Dataset rows:
-- Start --
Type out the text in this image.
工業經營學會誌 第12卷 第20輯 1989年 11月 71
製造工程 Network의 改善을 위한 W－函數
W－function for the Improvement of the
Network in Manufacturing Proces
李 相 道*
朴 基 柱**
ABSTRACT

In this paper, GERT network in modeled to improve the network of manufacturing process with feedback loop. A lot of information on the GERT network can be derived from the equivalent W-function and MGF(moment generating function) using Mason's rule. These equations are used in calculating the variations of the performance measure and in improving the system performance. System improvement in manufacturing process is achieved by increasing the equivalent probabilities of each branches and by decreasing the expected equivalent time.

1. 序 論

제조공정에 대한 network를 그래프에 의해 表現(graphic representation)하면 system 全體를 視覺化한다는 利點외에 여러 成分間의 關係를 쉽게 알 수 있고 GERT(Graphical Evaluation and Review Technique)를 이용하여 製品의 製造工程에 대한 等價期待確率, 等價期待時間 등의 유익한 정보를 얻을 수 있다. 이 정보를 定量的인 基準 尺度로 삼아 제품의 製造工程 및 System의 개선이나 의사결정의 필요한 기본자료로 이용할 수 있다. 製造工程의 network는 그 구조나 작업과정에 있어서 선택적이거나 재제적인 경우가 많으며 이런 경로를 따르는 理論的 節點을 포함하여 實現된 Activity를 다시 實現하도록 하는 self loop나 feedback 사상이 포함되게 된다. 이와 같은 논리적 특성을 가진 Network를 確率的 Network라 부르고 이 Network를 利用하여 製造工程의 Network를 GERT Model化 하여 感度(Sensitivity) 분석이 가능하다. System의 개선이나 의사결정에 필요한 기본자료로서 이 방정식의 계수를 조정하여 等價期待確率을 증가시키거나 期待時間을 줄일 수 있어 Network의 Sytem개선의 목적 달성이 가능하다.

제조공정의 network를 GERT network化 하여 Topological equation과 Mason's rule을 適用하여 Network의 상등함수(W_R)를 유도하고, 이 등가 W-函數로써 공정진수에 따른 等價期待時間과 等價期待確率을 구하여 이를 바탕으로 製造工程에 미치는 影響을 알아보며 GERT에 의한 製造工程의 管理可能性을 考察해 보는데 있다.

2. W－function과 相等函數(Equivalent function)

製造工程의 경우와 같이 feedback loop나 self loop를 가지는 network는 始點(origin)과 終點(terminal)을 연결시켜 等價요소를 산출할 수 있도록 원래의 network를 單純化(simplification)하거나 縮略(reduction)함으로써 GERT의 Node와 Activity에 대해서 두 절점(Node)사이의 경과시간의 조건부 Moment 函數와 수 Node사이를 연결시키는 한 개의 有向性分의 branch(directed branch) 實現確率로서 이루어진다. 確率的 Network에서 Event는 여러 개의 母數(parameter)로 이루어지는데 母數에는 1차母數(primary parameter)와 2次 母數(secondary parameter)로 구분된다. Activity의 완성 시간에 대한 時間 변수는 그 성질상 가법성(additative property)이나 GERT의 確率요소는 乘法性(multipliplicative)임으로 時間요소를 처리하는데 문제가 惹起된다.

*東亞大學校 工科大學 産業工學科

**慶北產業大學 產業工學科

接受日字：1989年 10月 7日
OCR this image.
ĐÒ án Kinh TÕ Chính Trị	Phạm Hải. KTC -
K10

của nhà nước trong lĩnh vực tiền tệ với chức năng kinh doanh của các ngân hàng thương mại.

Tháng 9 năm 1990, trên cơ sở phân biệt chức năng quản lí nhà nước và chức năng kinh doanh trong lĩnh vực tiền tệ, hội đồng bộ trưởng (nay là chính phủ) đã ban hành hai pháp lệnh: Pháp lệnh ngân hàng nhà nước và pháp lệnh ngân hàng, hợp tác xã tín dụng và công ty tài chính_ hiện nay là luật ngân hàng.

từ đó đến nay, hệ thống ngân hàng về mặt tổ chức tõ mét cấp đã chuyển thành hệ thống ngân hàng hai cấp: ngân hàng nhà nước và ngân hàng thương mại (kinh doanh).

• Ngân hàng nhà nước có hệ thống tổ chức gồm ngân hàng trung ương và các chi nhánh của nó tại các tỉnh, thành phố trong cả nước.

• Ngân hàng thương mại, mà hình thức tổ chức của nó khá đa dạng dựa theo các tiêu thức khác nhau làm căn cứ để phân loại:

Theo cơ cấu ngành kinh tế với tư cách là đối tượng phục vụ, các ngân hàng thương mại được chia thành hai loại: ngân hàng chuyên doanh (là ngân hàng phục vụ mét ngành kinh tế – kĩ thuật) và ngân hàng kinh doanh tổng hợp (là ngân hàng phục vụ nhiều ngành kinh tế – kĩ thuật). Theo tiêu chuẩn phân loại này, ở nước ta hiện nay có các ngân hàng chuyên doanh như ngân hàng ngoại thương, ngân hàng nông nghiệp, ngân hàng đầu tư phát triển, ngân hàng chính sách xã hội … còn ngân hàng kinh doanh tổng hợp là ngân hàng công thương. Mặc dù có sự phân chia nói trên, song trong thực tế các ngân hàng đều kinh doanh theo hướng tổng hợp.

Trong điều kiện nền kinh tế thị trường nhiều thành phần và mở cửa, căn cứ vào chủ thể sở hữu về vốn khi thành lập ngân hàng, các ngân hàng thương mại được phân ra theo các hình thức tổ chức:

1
-- End --
DIRECTIONS: Locate the word "hình" in the records above, and return each line that has it.

PROBLEM SOLUTION:
• Ngân hàng thương mại, mà hình thức tổ chức của nó khá đa dạng dựa theo các tiêu thức khác nhau làm căn cứ để phân loại:
Trong điều kiện nền kinh tế thị trường nhiều thành phần và mở cửa, căn cứ vào chủ thể sở hữu về vốn khi thành lập ngân hàng, các ngân hàng thương mại được phân ra theo các hình thức tổ chức:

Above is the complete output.